- _Problem_:
Using the records below, locate all lines containing "Large" and return them.

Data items
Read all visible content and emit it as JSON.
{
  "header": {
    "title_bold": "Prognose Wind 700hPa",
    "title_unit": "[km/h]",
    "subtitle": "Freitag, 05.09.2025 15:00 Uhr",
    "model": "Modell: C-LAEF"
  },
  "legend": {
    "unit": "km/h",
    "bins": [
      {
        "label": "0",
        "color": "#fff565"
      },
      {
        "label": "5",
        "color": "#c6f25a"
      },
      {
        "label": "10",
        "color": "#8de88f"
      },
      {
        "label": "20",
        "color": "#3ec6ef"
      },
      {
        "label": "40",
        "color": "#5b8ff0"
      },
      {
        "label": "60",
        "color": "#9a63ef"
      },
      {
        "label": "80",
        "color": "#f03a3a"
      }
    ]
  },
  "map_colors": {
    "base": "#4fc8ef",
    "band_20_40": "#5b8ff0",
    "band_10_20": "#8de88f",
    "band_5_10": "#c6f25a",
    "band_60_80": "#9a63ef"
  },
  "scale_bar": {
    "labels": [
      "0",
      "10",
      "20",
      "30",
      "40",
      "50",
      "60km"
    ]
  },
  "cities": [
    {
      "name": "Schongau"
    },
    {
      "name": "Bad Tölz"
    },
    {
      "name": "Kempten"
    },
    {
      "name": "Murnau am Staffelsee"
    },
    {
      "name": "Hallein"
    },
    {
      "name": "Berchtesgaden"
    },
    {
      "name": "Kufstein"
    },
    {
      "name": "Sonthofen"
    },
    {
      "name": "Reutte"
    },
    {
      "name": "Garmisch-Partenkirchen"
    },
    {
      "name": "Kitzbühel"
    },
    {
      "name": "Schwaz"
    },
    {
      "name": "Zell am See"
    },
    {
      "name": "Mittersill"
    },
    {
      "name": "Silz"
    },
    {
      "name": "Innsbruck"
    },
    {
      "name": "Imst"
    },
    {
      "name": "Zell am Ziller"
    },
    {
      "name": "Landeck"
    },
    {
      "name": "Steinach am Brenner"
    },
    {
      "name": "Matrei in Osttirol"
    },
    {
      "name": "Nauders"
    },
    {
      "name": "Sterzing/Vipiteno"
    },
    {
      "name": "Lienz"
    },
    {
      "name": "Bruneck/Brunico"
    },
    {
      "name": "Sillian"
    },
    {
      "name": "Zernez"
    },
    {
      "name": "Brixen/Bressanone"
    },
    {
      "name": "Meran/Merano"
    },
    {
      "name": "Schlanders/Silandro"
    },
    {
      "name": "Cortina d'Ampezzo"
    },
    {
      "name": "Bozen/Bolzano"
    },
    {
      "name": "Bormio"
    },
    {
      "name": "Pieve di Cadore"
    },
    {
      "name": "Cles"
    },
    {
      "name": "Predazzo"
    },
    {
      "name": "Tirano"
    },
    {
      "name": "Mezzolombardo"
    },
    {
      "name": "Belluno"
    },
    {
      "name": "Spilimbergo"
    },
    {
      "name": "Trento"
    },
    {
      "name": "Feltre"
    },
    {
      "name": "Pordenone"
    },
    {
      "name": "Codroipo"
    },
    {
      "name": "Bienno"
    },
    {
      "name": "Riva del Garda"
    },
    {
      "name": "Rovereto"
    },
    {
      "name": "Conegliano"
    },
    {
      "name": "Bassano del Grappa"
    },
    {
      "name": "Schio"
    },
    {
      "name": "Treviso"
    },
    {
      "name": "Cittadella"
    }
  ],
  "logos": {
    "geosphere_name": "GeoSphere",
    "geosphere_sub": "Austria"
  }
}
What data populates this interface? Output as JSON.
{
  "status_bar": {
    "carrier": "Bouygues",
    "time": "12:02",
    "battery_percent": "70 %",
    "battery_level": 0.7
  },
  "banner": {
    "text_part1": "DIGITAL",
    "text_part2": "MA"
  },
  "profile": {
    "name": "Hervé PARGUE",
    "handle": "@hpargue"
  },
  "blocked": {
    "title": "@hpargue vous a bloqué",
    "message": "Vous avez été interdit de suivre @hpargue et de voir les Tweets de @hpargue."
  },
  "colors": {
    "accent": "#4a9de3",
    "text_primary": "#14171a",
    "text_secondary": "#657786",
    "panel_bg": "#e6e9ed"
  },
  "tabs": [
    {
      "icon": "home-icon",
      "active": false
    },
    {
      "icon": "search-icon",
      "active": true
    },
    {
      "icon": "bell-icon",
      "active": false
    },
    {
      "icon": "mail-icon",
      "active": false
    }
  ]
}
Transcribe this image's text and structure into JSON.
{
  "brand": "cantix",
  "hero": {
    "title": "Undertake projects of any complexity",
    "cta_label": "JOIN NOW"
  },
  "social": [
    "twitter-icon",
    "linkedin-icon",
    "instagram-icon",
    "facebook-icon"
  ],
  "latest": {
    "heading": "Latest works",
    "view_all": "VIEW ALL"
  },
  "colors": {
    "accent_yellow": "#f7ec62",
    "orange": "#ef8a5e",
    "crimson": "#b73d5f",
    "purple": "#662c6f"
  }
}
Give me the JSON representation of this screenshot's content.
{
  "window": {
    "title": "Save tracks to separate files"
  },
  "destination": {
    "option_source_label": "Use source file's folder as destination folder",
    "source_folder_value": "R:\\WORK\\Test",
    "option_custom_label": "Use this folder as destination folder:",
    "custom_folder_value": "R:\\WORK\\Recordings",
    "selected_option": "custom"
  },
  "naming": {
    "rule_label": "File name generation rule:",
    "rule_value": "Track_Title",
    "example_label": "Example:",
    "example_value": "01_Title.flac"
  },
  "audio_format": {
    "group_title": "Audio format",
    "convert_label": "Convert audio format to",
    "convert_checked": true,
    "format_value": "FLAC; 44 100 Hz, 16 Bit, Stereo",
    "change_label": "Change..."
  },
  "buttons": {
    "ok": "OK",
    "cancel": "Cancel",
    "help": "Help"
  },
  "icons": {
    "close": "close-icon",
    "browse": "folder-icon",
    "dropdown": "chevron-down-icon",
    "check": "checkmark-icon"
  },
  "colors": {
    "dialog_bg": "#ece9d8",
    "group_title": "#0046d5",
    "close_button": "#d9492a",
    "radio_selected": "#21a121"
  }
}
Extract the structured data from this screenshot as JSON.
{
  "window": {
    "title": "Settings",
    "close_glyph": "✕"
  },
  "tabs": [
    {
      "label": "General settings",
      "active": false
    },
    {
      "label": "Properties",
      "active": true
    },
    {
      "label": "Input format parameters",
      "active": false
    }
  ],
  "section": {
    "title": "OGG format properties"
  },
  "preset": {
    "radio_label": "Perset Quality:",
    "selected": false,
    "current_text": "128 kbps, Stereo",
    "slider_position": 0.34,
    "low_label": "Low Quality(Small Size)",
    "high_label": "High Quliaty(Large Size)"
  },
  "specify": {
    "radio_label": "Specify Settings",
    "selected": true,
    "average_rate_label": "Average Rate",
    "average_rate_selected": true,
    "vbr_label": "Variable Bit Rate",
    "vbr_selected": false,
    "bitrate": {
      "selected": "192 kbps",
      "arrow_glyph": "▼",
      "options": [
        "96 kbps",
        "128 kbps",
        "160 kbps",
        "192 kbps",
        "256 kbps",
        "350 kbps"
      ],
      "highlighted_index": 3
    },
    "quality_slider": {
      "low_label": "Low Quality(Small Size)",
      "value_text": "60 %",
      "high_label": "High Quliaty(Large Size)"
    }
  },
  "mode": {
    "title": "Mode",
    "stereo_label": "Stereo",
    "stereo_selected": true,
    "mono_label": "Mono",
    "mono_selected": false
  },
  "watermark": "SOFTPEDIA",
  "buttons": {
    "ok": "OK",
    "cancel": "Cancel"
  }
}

- _Response_:
    "high_label": "High Quliaty(Large Size)"
      "high_label": "High Quliaty(Large Size)"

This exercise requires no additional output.